DATASET RECORDS:
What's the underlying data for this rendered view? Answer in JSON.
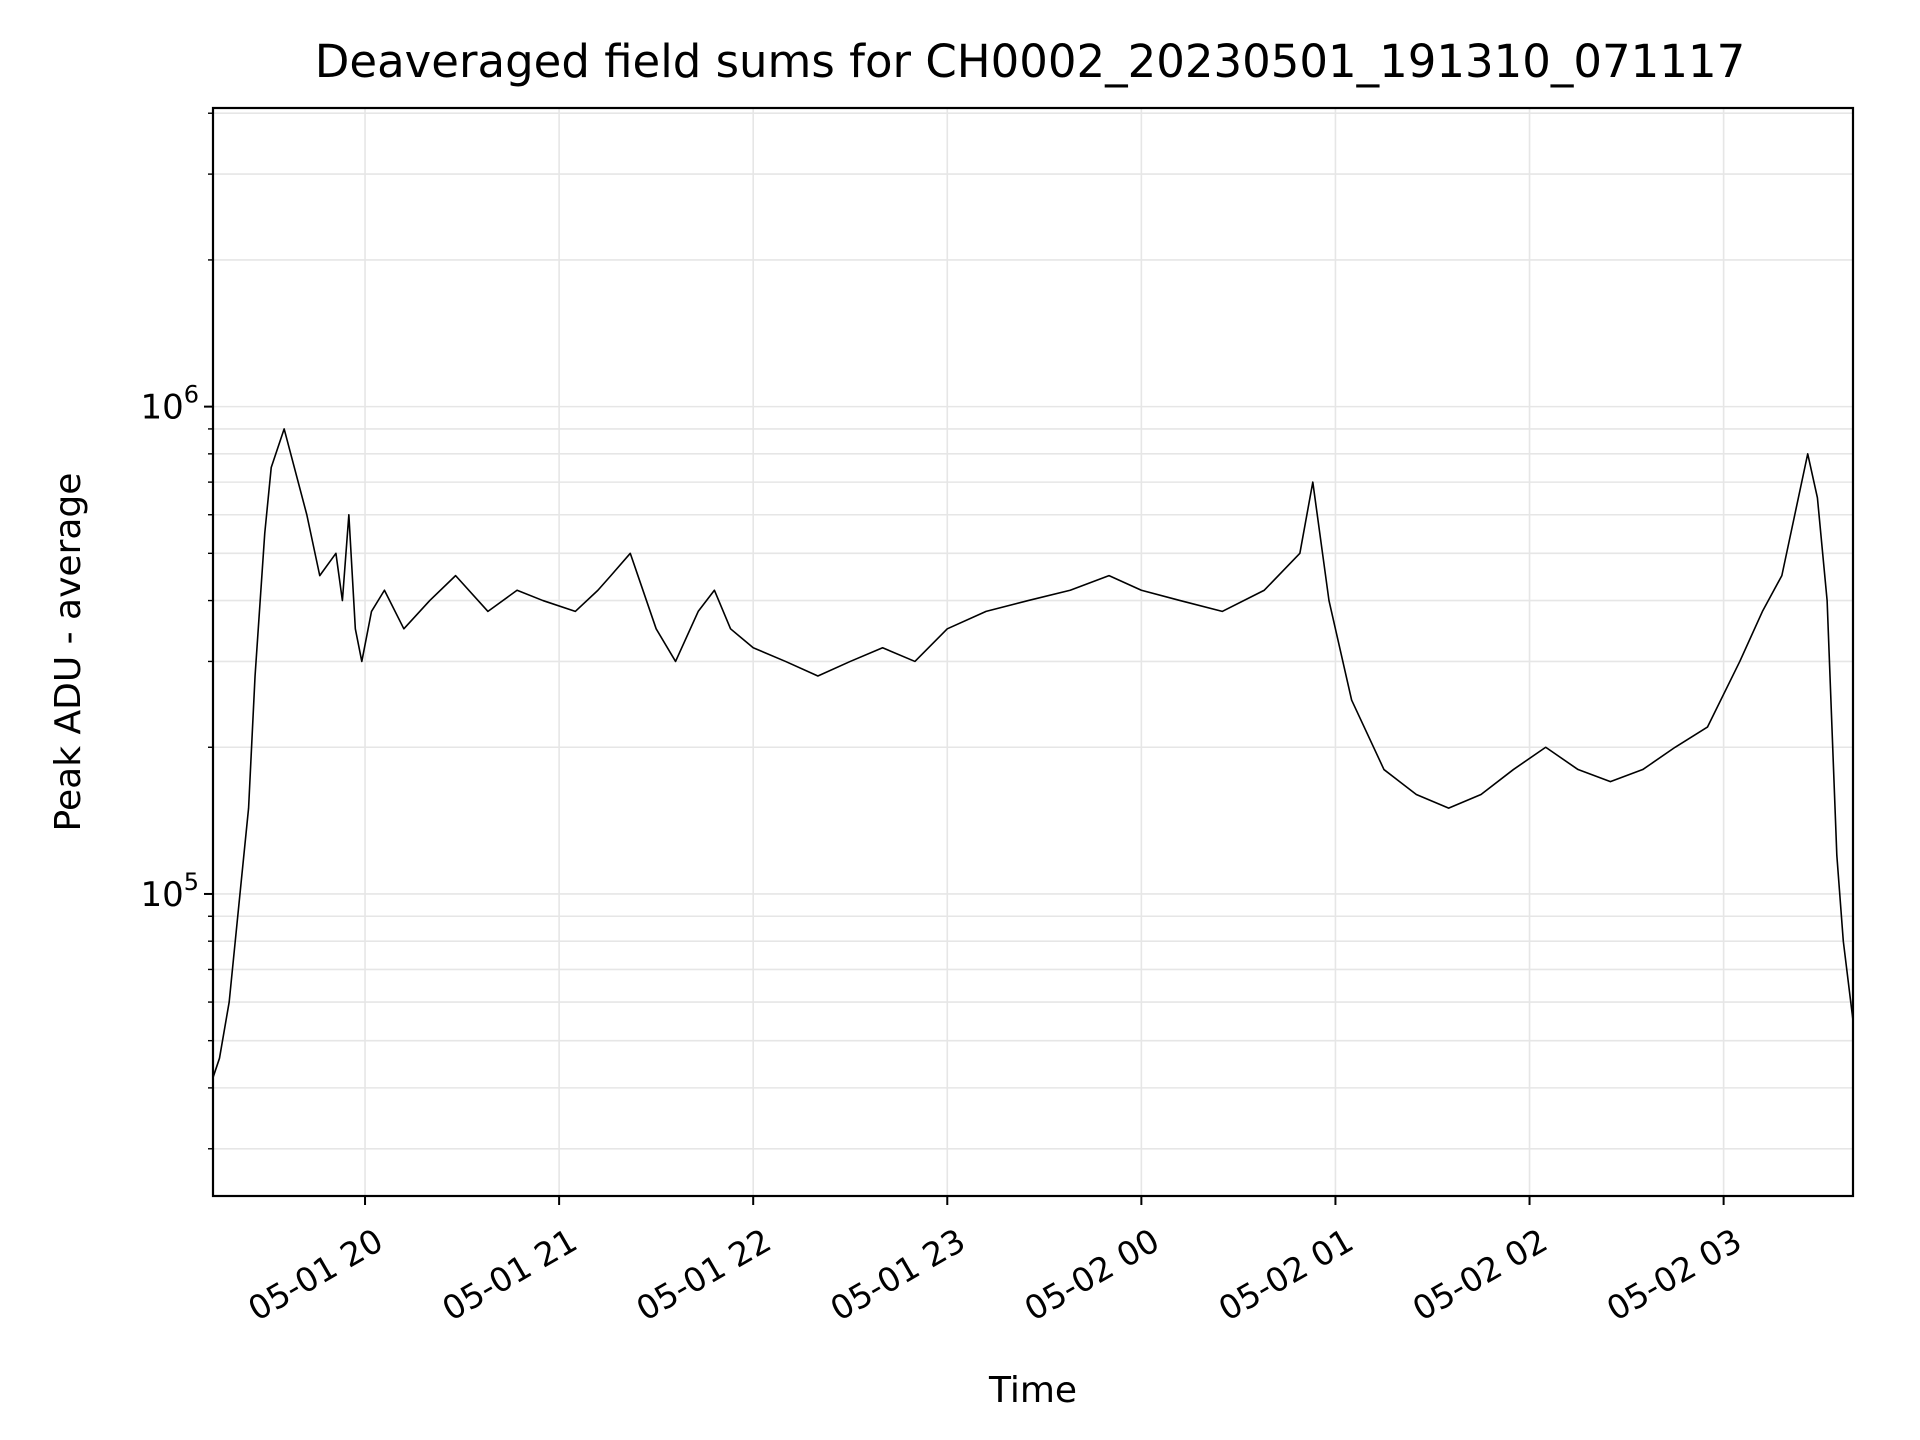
{
  "chart_data": {
    "type": "line",
    "title": "Deaveraged field sums for CH0002_20230501_191310_071117",
    "xlabel": "Time",
    "ylabel": "Peak ADU - average",
    "y_scale": "log",
    "ylim": [
      24000,
      4100000
    ],
    "xlim": [
      "2023-05-01 19:13",
      "2023-05-02 03:40"
    ],
    "grid": true,
    "line_color": "#000000",
    "grid_color": "#e6e6e6",
    "x_ticks": [
      {
        "value": "2023-05-01 20:00",
        "label": "05-01 20"
      },
      {
        "value": "2023-05-01 21:00",
        "label": "05-01 21"
      },
      {
        "value": "2023-05-01 22:00",
        "label": "05-01 22"
      },
      {
        "value": "2023-05-01 23:00",
        "label": "05-01 23"
      },
      {
        "value": "2023-05-02 00:00",
        "label": "05-02 00"
      },
      {
        "value": "2023-05-02 01:00",
        "label": "05-02 01"
      },
      {
        "value": "2023-05-02 02:00",
        "label": "05-02 02"
      },
      {
        "value": "2023-05-02 03:00",
        "label": "05-02 03"
      }
    ],
    "y_ticks": [
      {
        "value": 100000,
        "base": "10",
        "exp": "5"
      },
      {
        "value": 1000000,
        "base": "10",
        "exp": "6"
      }
    ],
    "series": [
      {
        "x": [
          "2023-05-01 19:13",
          "2023-05-01 19:15",
          "2023-05-01 19:18",
          "2023-05-01 19:21",
          "2023-05-01 19:24",
          "2023-05-01 19:26",
          "2023-05-01 19:29",
          "2023-05-01 19:31",
          "2023-05-01 19:35",
          "2023-05-01 19:42",
          "2023-05-01 19:46",
          "2023-05-01 19:51",
          "2023-05-01 19:53",
          "2023-05-01 19:55",
          "2023-05-01 19:57",
          "2023-05-01 19:59",
          "2023-05-01 20:02",
          "2023-05-01 20:06",
          "2023-05-01 20:12",
          "2023-05-01 20:20",
          "2023-05-01 20:28",
          "2023-05-01 20:38",
          "2023-05-01 20:47",
          "2023-05-01 20:55",
          "2023-05-01 21:05",
          "2023-05-01 21:12",
          "2023-05-01 21:16",
          "2023-05-01 21:22",
          "2023-05-01 21:30",
          "2023-05-01 21:36",
          "2023-05-01 21:43",
          "2023-05-01 21:48",
          "2023-05-01 21:53",
          "2023-05-01 22:00",
          "2023-05-01 22:10",
          "2023-05-01 22:20",
          "2023-05-01 22:30",
          "2023-05-01 22:40",
          "2023-05-01 22:50",
          "2023-05-01 23:00",
          "2023-05-01 23:12",
          "2023-05-01 23:25",
          "2023-05-01 23:38",
          "2023-05-01 23:50",
          "2023-05-02 00:00",
          "2023-05-02 00:12",
          "2023-05-02 00:25",
          "2023-05-02 00:38",
          "2023-05-02 00:49",
          "2023-05-02 00:53",
          "2023-05-02 00:58",
          "2023-05-02 01:05",
          "2023-05-02 01:15",
          "2023-05-02 01:25",
          "2023-05-02 01:35",
          "2023-05-02 01:45",
          "2023-05-02 01:55",
          "2023-05-02 02:05",
          "2023-05-02 02:15",
          "2023-05-02 02:25",
          "2023-05-02 02:35",
          "2023-05-02 02:45",
          "2023-05-02 02:55",
          "2023-05-02 03:05",
          "2023-05-02 03:12",
          "2023-05-02 03:18",
          "2023-05-02 03:22",
          "2023-05-02 03:26",
          "2023-05-02 03:29",
          "2023-05-02 03:32",
          "2023-05-02 03:35",
          "2023-05-02 03:37",
          "2023-05-02 03:40"
        ],
        "y": [
          42000,
          46000,
          60000,
          95000,
          150000,
          280000,
          550000,
          750000,
          900000,
          600000,
          450000,
          500000,
          400000,
          600000,
          350000,
          300000,
          380000,
          420000,
          350000,
          400000,
          450000,
          380000,
          420000,
          400000,
          380000,
          420000,
          450000,
          500000,
          350000,
          300000,
          380000,
          420000,
          350000,
          320000,
          300000,
          280000,
          300000,
          320000,
          300000,
          350000,
          380000,
          400000,
          420000,
          450000,
          420000,
          400000,
          380000,
          420000,
          500000,
          700000,
          400000,
          250000,
          180000,
          160000,
          150000,
          160000,
          180000,
          200000,
          180000,
          170000,
          180000,
          200000,
          220000,
          300000,
          380000,
          450000,
          600000,
          800000,
          650000,
          400000,
          120000,
          80000,
          55000
        ]
      }
    ]
  }
}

EXERCISE: Each record above should come back exactly the same, only without its pictures.

THE RESPONSE:
What's the underlying data for this rendered view? Answer in JSON.
{
  "chart_data": {
    "type": "line",
    "title": "Deaveraged field sums for CH0002_20230501_191310_071117",
    "xlabel": "Time",
    "ylabel": "Peak ADU - average",
    "y_scale": "log",
    "ylim": [
      24000,
      4100000
    ],
    "xlim": [
      "2023-05-01 19:13",
      "2023-05-02 03:40"
    ],
    "grid": true,
    "line_color": "#000000",
    "grid_color": "#e6e6e6",
    "x_ticks": [
      {
        "value": "2023-05-01 20:00",
        "label": "05-01 20"
      },
      {
        "value": "2023-05-01 21:00",
        "label": "05-01 21"
      },
      {
        "value": "2023-05-01 22:00",
        "label": "05-01 22"
      },
      {
        "value": "2023-05-01 23:00",
        "label": "05-01 23"
      },
      {
        "value": "2023-05-02 00:00",
        "label": "05-02 00"
      },
      {
        "value": "2023-05-02 01:00",
        "label": "05-02 01"
      },
      {
        "value": "2023-05-02 02:00",
        "label": "05-02 02"
      },
      {
        "value": "2023-05-02 03:00",
        "label": "05-02 03"
      }
    ],
    "y_ticks": [
      {
        "value": 100000,
        "base": "10",
        "exp": "5"
      },
      {
        "value": 1000000,
        "base": "10",
        "exp": "6"
      }
    ],
    "series": [
      {
        "x": [
          "2023-05-01 19:13",
          "2023-05-01 19:15",
          "2023-05-01 19:18",
          "2023-05-01 19:21",
          "2023-05-01 19:24",
          "2023-05-01 19:26",
          "2023-05-01 19:29",
          "2023-05-01 19:31",
          "2023-05-01 19:35",
          "2023-05-01 19:42",
          "2023-05-01 19:46",
          "2023-05-01 19:51",
          "2023-05-01 19:53",
          "2023-05-01 19:55",
          "2023-05-01 19:57",
          "2023-05-01 19:59",
          "2023-05-01 20:02",
          "2023-05-01 20:06",
          "2023-05-01 20:12",
          "2023-05-01 20:20",
          "2023-05-01 20:28",
          "2023-05-01 20:38",
          "2023-05-01 20:47",
          "2023-05-01 20:55",
          "2023-05-01 21:05",
          "2023-05-01 21:12",
          "2023-05-01 21:16",
          "2023-05-01 21:22",
          "2023-05-01 21:30",
          "2023-05-01 21:36",
          "2023-05-01 21:43",
          "2023-05-01 21:48",
          "2023-05-01 21:53",
          "2023-05-01 22:00",
          "2023-05-01 22:10",
          "2023-05-01 22:20",
          "2023-05-01 22:30",
          "2023-05-01 22:40",
          "2023-05-01 22:50",
          "2023-05-01 23:00",
          "2023-05-01 23:12",
          "2023-05-01 23:25",
          "2023-05-01 23:38",
          "2023-05-01 23:50",
          "2023-05-02 00:00",
          "2023-05-02 00:12",
          "2023-05-02 00:25",
          "2023-05-02 00:38",
          "2023-05-02 00:49",
          "2023-05-02 00:53",
          "2023-05-02 00:58",
          "2023-05-02 01:05",
          "2023-05-02 01:15",
          "2023-05-02 01:25",
          "2023-05-02 01:35",
          "2023-05-02 01:45",
          "2023-05-02 01:55",
          "2023-05-02 02:05",
          "2023-05-02 02:15",
          "2023-05-02 02:25",
          "2023-05-02 02:35",
          "2023-05-02 02:45",
          "2023-05-02 02:55",
          "2023-05-02 03:05",
          "2023-05-02 03:12",
          "2023-05-02 03:18",
          "2023-05-02 03:22",
          "2023-05-02 03:26",
          "2023-05-02 03:29",
          "2023-05-02 03:32",
          "2023-05-02 03:35",
          "2023-05-02 03:37",
          "2023-05-02 03:40"
        ],
        "y": [
          42000,
          46000,
          60000,
          95000,
          150000,
          280000,
          550000,
          750000,
          900000,
          600000,
          450000,
          500000,
          400000,
          600000,
          350000,
          300000,
          380000,
          420000,
          350000,
          400000,
          450000,
          380000,
          420000,
          400000,
          380000,
          420000,
          450000,
          500000,
          350000,
          300000,
          380000,
          420000,
          350000,
          320000,
          300000,
          280000,
          300000,
          320000,
          300000,
          350000,
          380000,
          400000,
          420000,
          450000,
          420000,
          400000,
          380000,
          420000,
          500000,
          700000,
          400000,
          250000,
          180000,
          160000,
          150000,
          160000,
          180000,
          200000,
          180000,
          170000,
          180000,
          200000,
          220000,
          300000,
          380000,
          450000,
          600000,
          800000,
          650000,
          400000,
          120000,
          80000,
          55000
        ]
      }
    ]
  }
}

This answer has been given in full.